### What is being asked
Can you write out the whole listing exactly?

### Provided records
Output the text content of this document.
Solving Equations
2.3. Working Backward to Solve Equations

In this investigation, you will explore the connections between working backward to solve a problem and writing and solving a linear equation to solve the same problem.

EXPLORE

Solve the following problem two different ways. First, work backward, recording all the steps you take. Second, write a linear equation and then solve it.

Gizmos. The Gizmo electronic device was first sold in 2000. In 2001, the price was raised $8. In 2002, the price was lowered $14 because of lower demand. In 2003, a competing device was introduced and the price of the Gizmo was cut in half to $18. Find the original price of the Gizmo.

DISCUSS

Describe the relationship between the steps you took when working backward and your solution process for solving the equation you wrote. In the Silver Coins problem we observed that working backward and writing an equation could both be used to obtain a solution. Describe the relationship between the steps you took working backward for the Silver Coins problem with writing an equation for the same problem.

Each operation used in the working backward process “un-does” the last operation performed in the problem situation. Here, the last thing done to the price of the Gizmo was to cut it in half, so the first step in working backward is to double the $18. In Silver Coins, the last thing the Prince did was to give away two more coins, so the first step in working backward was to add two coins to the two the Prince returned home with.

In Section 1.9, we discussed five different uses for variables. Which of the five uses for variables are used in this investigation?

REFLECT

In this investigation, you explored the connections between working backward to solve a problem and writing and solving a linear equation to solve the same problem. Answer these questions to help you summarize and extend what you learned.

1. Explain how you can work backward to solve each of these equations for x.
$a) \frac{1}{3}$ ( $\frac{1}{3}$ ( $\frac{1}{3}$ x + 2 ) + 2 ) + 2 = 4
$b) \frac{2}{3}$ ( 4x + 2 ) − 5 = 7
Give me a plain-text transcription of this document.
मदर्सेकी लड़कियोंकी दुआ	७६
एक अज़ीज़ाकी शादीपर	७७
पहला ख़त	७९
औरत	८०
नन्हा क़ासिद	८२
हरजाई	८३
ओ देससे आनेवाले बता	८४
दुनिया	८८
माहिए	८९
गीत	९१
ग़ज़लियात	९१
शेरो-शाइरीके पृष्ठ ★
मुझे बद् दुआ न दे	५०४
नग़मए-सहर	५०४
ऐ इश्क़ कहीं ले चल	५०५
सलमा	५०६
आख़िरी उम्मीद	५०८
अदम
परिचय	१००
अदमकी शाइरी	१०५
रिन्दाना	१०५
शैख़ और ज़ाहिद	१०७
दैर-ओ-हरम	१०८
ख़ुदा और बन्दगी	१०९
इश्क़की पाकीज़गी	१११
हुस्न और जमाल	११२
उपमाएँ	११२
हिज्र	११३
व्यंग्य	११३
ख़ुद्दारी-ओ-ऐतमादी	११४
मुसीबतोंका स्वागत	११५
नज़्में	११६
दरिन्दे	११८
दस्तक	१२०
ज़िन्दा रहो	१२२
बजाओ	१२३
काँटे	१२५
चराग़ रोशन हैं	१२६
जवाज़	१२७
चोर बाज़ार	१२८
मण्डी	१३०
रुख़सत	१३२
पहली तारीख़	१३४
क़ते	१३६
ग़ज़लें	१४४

### Written solution
Output the text content of this document.
Solving Equations
2.3. Working Backward to Solve Equations

In this investigation, you will explore the connections between working backward to solve a problem and writing and solving a linear equation to solve the same problem.

EXPLORE

Solve the following problem two different ways. First, work backward, recording all the steps you take. Second, write a linear equation and then solve it.

Gizmos. The Gizmo electronic device was first sold in 2000. In 2001, the price was raised $8. In 2002, the price was lowered $14 because of lower demand. In 2003, a competing device was introduced and the price of the Gizmo was cut in half to $18. Find the original price of the Gizmo.

DISCUSS

Describe the relationship between the steps you took when working backward and your solution process for solving the equation you wrote. In the Silver Coins problem we observed that working backward and writing an equation could both be used to obtain a solution. Describe the relationship between the steps you took working backward for the Silver Coins problem with writing an equation for the same problem.

Each operation used in the working backward process “un-does” the last operation performed in the problem situation. Here, the last thing done to the price of the Gizmo was to cut it in half, so the first step in working backward is to double the $18. In Silver Coins, the last thing the Prince did was to give away two more coins, so the first step in working backward was to add two coins to the two the Prince returned home with.

In Section 1.9, we discussed five different uses for variables. Which of the five uses for variables are used in this investigation?

REFLECT

In this investigation, you explored the connections between working backward to solve a problem and writing and solving a linear equation to solve the same problem. Answer these questions to help you summarize and extend what you learned.

1. Explain how you can work backward to solve each of these equations for x.
$a) \frac{1}{3}$ ( $\frac{1}{3}$ ( $\frac{1}{3}$ x + 2 ) + 2 ) + 2 = 4
$b) \frac{2}{3}$ ( 4x + 2 ) − 5 = 7
Give me a plain-text transcription of this document.
मदर्सेकी लड़कियोंकी दुआ	७६
एक अज़ीज़ाकी शादीपर	७७
पहला ख़त	७९
औरत	८०
नन्हा क़ासिद	८२
हरजाई	८३
ओ देससे आनेवाले बता	८४
दुनिया	८८
माहिए	८९
गीत	९१
ग़ज़लियात	९१
शेरो-शाइरीके पृष्ठ ★
मुझे बद् दुआ न दे	५०४
नग़मए-सहर	५०४
ऐ इश्क़ कहीं ले चल	५०५
सलमा	५०६
आख़िरी उम्मीद	५०८
अदम
परिचय	१००
अदमकी शाइरी	१०५
रिन्दाना	१०५
शैख़ और ज़ाहिद	१०७
दैर-ओ-हरम	१०८
ख़ुदा और बन्दगी	१०९
इश्क़की पाकीज़गी	१११
हुस्न और जमाल	११२
उपमाएँ	११२
हिज्र	११३
व्यंग्य	११३
ख़ुद्दारी-ओ-ऐतमादी	११४
मुसीबतोंका स्वागत	११५
नज़्में	११६
दरिन्दे	११८
दस्तक	१२०
ज़िन्दा रहो	१२२
बजाओ	१२३
काँटे	१२५
चराग़ रोशन हैं	१२६
जवाज़	१२७
चोर बाज़ार	१२८
मण्डी	१३०
रुख़सत	१३२
पहली तारीख़	१३४
क़ते	१३६
ग़ज़लें	१४४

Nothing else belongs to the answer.